_Data extract_.
::::

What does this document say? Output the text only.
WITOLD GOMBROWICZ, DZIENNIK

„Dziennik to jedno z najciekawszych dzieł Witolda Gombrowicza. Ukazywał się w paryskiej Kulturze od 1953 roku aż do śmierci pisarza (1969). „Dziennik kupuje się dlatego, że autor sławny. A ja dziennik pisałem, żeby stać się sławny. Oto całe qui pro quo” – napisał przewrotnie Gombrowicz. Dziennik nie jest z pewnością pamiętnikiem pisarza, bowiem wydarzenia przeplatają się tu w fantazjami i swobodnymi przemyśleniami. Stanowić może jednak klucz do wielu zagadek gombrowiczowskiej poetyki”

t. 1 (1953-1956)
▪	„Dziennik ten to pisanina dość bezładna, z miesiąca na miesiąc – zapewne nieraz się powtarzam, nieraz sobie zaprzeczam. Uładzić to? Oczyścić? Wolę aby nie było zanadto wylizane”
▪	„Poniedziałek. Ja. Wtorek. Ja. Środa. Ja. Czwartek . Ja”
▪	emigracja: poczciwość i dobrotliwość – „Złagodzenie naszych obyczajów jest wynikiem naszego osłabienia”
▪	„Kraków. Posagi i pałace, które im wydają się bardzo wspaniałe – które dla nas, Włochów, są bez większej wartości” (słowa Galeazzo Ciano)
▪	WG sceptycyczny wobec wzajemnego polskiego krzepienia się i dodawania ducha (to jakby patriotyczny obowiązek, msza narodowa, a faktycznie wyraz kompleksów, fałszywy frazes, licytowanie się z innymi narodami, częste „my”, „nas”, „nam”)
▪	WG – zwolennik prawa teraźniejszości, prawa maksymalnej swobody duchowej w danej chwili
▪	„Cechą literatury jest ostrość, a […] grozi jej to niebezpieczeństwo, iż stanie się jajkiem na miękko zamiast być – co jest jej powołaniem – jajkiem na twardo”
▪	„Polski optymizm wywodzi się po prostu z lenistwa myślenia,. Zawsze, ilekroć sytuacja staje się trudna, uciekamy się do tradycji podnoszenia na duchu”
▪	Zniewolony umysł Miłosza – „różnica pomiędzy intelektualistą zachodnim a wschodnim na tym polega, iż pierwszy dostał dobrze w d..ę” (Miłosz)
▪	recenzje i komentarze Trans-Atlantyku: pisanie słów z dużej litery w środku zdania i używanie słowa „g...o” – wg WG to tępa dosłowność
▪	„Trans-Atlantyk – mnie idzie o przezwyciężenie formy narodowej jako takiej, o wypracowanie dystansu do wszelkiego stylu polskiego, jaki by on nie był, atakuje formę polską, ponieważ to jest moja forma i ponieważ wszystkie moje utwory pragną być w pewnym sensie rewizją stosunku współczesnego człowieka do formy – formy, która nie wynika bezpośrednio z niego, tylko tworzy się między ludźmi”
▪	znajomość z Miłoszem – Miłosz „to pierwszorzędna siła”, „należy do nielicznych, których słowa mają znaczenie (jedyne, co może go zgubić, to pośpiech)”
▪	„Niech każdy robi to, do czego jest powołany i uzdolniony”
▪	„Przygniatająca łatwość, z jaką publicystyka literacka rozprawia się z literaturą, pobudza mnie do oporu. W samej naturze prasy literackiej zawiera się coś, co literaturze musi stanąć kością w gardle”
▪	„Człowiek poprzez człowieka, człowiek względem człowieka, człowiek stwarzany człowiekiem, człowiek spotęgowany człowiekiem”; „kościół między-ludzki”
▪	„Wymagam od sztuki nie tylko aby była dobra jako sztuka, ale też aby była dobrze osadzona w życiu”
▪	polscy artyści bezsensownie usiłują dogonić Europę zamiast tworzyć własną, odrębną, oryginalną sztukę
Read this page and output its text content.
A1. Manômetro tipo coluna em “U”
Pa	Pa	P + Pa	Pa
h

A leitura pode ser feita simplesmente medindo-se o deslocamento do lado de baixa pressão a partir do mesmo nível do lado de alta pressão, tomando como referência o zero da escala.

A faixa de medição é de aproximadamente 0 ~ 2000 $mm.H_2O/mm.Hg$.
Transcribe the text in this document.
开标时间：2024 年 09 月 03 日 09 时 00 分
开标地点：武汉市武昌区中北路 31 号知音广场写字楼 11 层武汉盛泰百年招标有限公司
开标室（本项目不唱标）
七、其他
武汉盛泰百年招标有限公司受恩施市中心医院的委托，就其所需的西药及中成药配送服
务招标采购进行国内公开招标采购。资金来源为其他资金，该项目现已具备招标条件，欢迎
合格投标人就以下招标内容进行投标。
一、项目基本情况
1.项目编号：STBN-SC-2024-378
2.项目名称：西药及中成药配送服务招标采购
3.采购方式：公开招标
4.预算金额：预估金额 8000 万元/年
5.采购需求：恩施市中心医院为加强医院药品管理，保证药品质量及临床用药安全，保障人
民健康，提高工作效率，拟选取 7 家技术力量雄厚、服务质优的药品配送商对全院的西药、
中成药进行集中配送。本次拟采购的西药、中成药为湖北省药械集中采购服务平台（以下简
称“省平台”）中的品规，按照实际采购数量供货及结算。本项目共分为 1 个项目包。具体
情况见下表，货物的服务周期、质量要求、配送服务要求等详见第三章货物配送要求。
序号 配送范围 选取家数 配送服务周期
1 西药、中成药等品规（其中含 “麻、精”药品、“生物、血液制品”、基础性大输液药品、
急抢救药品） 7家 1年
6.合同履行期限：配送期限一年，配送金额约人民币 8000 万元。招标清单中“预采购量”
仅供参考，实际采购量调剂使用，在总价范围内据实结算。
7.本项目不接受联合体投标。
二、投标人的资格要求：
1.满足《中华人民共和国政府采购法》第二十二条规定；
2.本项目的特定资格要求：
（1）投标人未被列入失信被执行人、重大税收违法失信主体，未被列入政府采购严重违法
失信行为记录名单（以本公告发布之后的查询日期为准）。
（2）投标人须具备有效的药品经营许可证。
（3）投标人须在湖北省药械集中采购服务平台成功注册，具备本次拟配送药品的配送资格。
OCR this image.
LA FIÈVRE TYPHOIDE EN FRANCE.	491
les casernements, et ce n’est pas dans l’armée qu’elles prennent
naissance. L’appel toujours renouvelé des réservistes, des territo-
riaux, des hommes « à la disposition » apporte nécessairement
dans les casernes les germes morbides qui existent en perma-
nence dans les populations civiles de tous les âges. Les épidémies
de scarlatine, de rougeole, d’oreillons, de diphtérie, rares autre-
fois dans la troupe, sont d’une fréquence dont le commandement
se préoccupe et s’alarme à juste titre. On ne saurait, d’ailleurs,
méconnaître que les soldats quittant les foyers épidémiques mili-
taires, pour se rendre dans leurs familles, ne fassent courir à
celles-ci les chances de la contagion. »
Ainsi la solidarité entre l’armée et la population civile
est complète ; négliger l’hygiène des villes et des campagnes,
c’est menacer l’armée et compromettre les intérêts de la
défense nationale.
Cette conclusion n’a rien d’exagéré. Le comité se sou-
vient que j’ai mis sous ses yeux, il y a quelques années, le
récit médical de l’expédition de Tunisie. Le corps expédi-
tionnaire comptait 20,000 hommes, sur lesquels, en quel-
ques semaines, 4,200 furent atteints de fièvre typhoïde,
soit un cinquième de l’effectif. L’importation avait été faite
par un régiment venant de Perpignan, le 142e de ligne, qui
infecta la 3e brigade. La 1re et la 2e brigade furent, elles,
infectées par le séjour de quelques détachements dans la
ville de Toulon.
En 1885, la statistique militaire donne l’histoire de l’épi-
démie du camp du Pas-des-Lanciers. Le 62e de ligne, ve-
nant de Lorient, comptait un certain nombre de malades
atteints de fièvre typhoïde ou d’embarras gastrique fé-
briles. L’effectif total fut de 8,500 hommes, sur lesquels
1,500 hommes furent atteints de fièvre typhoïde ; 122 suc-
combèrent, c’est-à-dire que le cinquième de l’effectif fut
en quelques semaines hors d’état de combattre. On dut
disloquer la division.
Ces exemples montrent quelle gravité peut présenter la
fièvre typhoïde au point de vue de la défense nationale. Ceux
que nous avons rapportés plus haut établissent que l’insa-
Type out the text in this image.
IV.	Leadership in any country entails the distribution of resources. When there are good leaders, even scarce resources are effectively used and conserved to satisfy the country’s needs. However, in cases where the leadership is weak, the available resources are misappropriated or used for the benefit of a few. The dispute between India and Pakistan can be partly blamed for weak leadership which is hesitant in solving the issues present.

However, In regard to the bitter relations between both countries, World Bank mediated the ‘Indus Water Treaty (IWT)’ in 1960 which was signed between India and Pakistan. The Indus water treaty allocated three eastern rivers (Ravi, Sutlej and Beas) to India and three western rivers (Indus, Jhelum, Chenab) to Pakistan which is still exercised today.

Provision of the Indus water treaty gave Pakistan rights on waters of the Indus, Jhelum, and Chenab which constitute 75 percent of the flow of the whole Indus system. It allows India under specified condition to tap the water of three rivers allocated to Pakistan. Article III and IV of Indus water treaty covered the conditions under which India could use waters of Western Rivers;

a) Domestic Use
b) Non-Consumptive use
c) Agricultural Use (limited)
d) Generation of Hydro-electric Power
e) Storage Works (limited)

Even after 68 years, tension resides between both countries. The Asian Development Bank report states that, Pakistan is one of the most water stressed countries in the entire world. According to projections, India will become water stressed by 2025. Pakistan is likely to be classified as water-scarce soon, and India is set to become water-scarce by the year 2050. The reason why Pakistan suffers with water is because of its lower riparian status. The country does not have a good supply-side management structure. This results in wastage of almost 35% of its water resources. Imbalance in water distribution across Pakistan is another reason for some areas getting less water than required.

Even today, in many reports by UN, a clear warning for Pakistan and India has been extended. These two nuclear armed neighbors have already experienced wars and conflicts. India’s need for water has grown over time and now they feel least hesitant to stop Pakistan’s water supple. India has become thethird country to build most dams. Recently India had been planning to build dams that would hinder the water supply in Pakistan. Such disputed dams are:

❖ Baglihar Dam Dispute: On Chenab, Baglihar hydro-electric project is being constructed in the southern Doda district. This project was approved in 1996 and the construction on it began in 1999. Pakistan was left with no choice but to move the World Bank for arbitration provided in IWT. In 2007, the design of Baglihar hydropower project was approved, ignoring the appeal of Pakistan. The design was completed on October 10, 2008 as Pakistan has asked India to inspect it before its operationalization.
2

::::

_Directive_. Copy each line from the records above that includes the string "typhoïde".

_The reply_.
ques semaines, 4,200 furent atteints de fièvre typhoïde,
atteints de fièvre typhoïde ou d’embarras gastrique fé-
1,500 hommes furent atteints de fièvre typhoïde ; 122 suc-
fièvre typhoïde au point de vue de la défense nationale. Ceux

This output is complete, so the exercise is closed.